### Task instructions
Go through the material below and count the lines with the string "Beschäftigten"; the number is the whole answer.

Items from a dataset:
----------

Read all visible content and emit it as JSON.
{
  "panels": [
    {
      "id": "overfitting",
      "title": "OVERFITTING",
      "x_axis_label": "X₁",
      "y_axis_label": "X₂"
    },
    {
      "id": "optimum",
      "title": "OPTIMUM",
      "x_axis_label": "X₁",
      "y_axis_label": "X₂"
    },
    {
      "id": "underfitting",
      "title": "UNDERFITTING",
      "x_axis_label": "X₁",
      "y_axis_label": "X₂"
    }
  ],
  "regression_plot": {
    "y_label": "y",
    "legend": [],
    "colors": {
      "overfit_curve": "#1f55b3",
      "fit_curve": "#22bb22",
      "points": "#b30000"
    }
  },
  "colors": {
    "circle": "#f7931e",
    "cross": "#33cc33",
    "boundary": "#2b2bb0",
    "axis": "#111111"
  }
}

----------

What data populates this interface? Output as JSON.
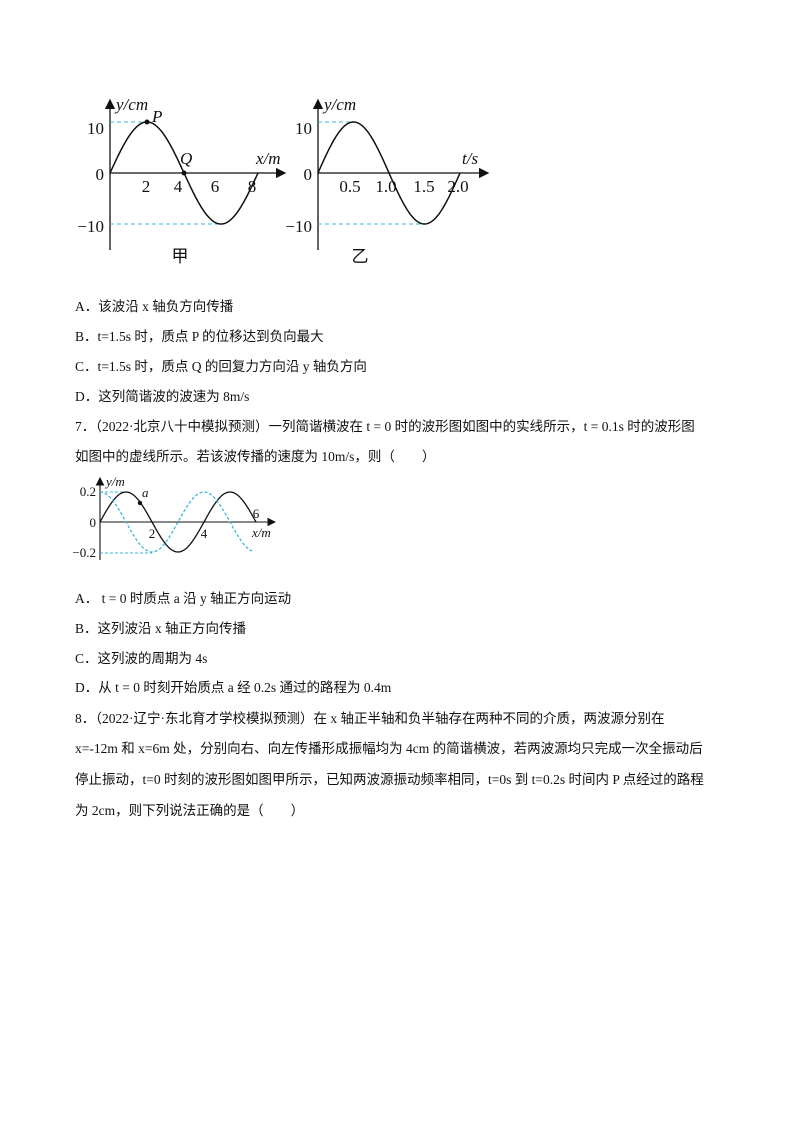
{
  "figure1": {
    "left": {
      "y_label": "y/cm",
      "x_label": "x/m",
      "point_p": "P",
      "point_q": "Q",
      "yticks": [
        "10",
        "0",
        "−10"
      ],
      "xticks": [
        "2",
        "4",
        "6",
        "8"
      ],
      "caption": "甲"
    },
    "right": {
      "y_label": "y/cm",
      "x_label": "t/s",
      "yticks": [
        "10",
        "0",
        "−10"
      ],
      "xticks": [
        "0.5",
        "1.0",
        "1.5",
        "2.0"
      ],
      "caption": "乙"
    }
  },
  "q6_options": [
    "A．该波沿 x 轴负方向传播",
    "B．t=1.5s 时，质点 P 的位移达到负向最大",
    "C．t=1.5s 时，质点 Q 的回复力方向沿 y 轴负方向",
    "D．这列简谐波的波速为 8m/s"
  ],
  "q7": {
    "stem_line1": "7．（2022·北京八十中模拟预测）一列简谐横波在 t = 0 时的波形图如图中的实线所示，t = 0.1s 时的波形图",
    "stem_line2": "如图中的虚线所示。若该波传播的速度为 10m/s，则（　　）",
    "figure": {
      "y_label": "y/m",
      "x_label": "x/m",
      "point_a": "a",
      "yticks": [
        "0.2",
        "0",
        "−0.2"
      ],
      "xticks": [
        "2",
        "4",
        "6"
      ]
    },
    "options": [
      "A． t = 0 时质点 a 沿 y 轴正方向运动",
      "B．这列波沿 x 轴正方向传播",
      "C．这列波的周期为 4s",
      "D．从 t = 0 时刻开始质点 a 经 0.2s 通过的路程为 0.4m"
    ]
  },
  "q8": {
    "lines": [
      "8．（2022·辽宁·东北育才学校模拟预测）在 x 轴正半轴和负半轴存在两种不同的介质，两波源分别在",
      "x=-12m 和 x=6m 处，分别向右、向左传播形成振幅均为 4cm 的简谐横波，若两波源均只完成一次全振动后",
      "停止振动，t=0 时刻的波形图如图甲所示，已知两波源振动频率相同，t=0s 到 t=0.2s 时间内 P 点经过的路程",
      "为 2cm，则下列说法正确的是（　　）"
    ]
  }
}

----------

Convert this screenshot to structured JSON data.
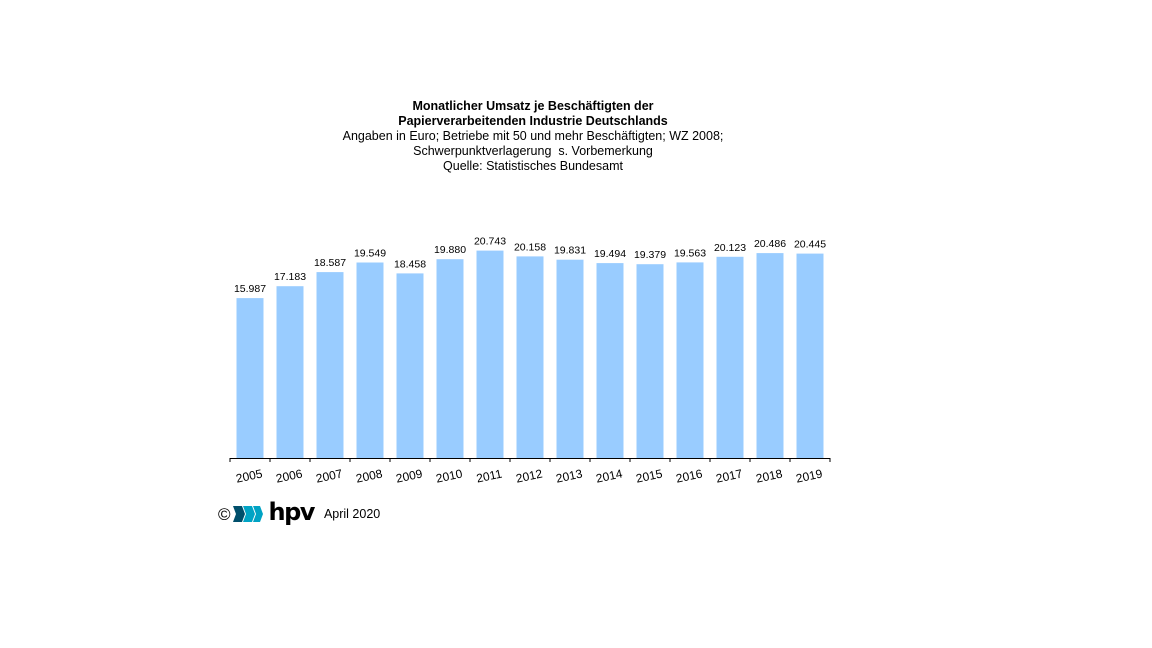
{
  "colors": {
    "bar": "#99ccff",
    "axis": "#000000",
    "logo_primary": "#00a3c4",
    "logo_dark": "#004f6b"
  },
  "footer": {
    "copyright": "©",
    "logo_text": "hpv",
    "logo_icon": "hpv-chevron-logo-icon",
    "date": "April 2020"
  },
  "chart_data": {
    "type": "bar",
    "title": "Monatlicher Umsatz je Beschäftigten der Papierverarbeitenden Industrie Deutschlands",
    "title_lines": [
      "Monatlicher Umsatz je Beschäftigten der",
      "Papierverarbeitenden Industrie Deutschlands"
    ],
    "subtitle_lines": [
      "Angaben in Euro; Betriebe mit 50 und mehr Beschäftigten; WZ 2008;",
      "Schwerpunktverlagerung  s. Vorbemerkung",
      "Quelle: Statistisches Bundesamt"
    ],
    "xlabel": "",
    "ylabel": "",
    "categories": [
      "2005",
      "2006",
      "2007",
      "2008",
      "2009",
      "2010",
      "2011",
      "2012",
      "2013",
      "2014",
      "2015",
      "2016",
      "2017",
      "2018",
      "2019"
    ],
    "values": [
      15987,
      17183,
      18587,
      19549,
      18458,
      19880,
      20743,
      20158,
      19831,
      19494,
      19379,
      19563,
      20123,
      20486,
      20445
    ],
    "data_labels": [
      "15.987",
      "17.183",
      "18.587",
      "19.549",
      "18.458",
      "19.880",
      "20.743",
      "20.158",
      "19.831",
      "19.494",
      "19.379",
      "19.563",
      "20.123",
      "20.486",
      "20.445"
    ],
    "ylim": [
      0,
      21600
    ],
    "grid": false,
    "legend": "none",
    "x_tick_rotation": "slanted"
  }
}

----------

### Full response
3